• **Given data**:
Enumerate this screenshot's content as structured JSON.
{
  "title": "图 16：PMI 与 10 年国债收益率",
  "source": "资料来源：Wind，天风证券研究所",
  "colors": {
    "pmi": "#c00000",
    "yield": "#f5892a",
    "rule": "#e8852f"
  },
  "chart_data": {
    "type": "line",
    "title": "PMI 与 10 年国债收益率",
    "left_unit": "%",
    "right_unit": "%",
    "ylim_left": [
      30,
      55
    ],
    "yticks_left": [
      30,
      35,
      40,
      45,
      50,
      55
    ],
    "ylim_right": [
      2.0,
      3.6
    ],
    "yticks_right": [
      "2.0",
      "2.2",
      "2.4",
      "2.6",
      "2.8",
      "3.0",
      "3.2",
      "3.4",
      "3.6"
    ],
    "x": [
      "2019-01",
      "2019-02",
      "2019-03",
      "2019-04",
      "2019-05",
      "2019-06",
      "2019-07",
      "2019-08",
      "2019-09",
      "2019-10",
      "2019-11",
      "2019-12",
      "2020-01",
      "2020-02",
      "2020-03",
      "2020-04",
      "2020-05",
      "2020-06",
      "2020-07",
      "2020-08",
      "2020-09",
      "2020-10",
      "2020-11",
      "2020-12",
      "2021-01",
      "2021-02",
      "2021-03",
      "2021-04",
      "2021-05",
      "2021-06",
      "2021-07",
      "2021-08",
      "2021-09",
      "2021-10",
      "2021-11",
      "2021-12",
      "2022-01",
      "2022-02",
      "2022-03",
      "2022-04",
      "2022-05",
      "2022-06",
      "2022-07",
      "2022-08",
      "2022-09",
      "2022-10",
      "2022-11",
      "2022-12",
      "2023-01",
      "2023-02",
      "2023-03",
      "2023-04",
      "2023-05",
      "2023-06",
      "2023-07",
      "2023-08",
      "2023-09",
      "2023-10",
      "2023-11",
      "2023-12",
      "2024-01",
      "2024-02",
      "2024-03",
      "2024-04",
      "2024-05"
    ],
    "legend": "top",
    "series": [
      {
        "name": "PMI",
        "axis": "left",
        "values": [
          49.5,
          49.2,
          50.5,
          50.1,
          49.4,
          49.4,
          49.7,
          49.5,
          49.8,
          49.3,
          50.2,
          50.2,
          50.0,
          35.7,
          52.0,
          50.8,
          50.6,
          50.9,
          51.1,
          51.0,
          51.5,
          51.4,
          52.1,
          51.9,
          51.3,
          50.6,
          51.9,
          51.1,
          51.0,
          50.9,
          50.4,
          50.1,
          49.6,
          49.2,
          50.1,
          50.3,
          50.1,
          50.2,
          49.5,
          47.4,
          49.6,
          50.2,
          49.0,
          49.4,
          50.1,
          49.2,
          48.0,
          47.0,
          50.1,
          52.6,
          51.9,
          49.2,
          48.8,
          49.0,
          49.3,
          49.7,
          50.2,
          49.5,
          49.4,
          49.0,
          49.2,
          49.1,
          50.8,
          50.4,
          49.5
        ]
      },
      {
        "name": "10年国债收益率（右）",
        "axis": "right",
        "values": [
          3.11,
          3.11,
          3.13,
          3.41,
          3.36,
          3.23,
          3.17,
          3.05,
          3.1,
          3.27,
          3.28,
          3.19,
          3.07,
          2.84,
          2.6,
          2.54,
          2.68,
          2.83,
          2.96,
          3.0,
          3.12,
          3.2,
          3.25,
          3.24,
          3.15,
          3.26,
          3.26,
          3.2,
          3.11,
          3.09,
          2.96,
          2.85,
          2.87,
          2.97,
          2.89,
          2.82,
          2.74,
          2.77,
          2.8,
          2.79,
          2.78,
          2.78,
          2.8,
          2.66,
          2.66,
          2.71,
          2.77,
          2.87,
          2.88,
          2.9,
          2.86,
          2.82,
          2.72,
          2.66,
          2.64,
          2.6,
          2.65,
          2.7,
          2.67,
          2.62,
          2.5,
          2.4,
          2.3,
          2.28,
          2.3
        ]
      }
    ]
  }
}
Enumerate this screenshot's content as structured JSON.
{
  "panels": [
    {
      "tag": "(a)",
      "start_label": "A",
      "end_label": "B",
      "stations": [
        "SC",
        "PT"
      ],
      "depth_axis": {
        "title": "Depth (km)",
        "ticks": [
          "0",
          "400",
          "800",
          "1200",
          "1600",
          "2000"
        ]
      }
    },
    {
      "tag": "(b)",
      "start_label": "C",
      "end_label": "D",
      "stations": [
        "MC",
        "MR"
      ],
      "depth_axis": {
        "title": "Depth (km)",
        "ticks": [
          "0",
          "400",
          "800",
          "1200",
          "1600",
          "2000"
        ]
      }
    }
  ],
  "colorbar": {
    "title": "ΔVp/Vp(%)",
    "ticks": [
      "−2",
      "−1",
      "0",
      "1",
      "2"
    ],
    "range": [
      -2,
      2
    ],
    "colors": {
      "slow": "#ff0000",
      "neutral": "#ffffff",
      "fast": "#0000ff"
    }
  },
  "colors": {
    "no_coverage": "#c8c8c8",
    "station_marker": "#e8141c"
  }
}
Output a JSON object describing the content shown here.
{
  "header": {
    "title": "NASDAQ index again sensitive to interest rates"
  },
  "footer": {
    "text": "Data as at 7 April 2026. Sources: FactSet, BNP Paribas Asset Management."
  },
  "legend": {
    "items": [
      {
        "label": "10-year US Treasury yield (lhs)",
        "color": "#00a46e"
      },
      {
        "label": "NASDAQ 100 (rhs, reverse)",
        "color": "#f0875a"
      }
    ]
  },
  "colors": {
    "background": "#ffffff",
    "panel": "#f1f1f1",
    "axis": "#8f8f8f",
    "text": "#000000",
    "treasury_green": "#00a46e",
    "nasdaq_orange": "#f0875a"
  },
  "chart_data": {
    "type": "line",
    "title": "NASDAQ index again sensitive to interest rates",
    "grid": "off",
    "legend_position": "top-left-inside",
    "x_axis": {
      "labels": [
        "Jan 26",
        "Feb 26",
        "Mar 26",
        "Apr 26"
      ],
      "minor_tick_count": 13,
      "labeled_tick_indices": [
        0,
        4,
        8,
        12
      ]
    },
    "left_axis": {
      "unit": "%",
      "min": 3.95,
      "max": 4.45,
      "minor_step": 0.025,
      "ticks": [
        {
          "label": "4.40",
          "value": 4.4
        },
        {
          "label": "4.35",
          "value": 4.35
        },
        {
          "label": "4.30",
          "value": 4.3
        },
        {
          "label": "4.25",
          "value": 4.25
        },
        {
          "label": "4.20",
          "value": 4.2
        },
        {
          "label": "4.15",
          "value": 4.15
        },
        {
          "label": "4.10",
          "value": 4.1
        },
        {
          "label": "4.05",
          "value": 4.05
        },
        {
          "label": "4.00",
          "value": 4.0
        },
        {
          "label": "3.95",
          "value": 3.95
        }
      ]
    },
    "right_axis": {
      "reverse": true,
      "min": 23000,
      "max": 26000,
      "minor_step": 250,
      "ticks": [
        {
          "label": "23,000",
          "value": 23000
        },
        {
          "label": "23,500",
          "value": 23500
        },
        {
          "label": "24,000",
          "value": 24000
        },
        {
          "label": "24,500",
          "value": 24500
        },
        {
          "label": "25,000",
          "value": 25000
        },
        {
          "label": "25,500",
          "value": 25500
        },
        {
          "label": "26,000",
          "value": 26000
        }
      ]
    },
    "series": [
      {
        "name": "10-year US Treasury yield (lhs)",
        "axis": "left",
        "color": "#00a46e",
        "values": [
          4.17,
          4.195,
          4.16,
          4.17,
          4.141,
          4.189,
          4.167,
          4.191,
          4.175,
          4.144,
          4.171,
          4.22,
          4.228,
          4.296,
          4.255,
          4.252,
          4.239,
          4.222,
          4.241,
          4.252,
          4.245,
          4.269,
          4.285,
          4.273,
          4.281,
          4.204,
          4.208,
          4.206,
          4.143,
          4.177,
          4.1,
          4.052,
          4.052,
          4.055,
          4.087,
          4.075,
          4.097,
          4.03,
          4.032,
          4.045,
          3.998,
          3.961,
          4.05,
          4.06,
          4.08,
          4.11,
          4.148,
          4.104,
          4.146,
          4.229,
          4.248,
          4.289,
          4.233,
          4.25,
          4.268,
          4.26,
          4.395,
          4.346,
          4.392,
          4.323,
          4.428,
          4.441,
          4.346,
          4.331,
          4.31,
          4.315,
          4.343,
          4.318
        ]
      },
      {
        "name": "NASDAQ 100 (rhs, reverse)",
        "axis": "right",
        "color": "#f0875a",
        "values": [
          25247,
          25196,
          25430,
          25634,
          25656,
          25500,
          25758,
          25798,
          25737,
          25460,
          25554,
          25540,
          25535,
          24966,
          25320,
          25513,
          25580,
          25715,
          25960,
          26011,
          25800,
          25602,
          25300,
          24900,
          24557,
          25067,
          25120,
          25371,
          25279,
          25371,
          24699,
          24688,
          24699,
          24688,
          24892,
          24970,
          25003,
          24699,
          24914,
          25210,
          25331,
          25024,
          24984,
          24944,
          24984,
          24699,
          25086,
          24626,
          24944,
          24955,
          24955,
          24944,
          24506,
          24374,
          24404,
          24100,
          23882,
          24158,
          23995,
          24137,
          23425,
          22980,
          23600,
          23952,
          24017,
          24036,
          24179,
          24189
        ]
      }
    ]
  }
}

• **What you should do**: From the data above, show each line that contains "title".

• **Result below**:
  "title": "图 16：PMI 与 10 年国债收益率",
    "title": "PMI 与 10 年国债收益率",
        "title": "Depth (km)",
        "title": "Depth (km)",
    "title": "ΔVp/Vp(%)",
    "title": "NASDAQ index again sensitive to interest rates"
    "title": "NASDAQ index again sensitive to interest rates",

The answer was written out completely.